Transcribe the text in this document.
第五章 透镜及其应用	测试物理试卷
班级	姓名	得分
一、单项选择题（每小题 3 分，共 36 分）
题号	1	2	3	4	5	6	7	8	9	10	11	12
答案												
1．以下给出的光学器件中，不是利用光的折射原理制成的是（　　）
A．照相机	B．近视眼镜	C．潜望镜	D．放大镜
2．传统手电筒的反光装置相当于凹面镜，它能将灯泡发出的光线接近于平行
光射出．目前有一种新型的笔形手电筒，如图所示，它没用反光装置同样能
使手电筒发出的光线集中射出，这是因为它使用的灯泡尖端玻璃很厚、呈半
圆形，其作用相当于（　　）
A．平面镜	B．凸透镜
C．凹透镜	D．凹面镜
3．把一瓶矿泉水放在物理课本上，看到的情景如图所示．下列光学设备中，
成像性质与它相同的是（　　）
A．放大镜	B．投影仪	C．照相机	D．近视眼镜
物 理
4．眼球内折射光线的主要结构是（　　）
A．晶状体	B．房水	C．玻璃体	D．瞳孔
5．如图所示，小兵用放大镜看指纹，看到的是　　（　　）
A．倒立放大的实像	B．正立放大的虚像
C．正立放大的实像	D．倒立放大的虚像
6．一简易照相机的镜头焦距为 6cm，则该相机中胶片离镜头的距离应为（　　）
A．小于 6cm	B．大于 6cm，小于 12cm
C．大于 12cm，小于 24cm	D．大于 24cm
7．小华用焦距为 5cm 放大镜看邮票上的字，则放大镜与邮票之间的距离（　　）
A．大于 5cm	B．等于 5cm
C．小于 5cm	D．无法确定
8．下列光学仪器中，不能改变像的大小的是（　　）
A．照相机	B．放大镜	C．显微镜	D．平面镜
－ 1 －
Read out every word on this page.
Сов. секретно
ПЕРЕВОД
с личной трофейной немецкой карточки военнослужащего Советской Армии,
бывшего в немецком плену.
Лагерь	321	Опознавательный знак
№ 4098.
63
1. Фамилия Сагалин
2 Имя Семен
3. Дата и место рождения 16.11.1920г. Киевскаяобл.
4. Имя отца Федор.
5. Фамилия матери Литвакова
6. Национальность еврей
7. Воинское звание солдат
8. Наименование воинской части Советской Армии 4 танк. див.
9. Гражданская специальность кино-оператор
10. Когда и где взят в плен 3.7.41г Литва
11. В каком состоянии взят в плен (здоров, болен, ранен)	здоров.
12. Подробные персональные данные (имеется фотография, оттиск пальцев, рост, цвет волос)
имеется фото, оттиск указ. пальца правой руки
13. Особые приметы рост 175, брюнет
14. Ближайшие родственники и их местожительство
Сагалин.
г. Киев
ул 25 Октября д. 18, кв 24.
################
▶ **Problem description**
Each line of the material above must be retyped precisely.

▶ **Result for this exercise**
Transcribe the text in this document.
第五章 透镜及其应用	测试物理试卷
班级	姓名	得分
一、单项选择题（每小题 3 分，共 36 分）
题号	1	2	3	4	5	6	7	8	9	10	11	12
答案												
1．以下给出的光学器件中，不是利用光的折射原理制成的是（　　）
A．照相机	B．近视眼镜	C．潜望镜	D．放大镜
2．传统手电筒的反光装置相当于凹面镜，它能将灯泡发出的光线接近于平行
光射出．目前有一种新型的笔形手电筒，如图所示，它没用反光装置同样能
使手电筒发出的光线集中射出，这是因为它使用的灯泡尖端玻璃很厚、呈半
圆形，其作用相当于（　　）
A．平面镜	B．凸透镜
C．凹透镜	D．凹面镜
3．把一瓶矿泉水放在物理课本上，看到的情景如图所示．下列光学设备中，
成像性质与它相同的是（　　）
A．放大镜	B．投影仪	C．照相机	D．近视眼镜
物 理
4．眼球内折射光线的主要结构是（　　）
A．晶状体	B．房水	C．玻璃体	D．瞳孔
5．如图所示，小兵用放大镜看指纹，看到的是　　（　　）
A．倒立放大的实像	B．正立放大的虚像
C．正立放大的实像	D．倒立放大的虚像
6．一简易照相机的镜头焦距为 6cm，则该相机中胶片离镜头的距离应为（　　）
A．小于 6cm	B．大于 6cm，小于 12cm
C．大于 12cm，小于 24cm	D．大于 24cm
7．小华用焦距为 5cm 放大镜看邮票上的字，则放大镜与邮票之间的距离（　　）
A．大于 5cm	B．等于 5cm
C．小于 5cm	D．无法确定
8．下列光学仪器中，不能改变像的大小的是（　　）
A．照相机	B．放大镜	C．显微镜	D．平面镜
－ 1 －
Read out every word on this page.
Сов. секретно
ПЕРЕВОД
с личной трофейной немецкой карточки военнослужащего Советской Армии,
бывшего в немецком плену.
Лагерь	321	Опознавательный знак
№ 4098.
63
1. Фамилия Сагалин
2 Имя Семен
3. Дата и место рождения 16.11.1920г. Киевскаяобл.
4. Имя отца Федор.
5. Фамилия матери Литвакова
6. Национальность еврей
7. Воинское звание солдат
8. Наименование воинской части Советской Армии 4 танк. див.
9. Гражданская специальность кино-оператор
10. Когда и где взят в плен 3.7.41г Литва
11. В каком состоянии взят в плен (здоров, болен, ранен)	здоров.
12. Подробные персональные данные (имеется фотография, оттиск пальцев, рост, цвет волос)
имеется фото, оттиск указ. пальца правой руки
13. Особые приметы рост 175, брюнет
14. Ближайшие родственники и их местожительство
Сагалин.
г. Киев
ул 25 Октября д. 18, кв 24.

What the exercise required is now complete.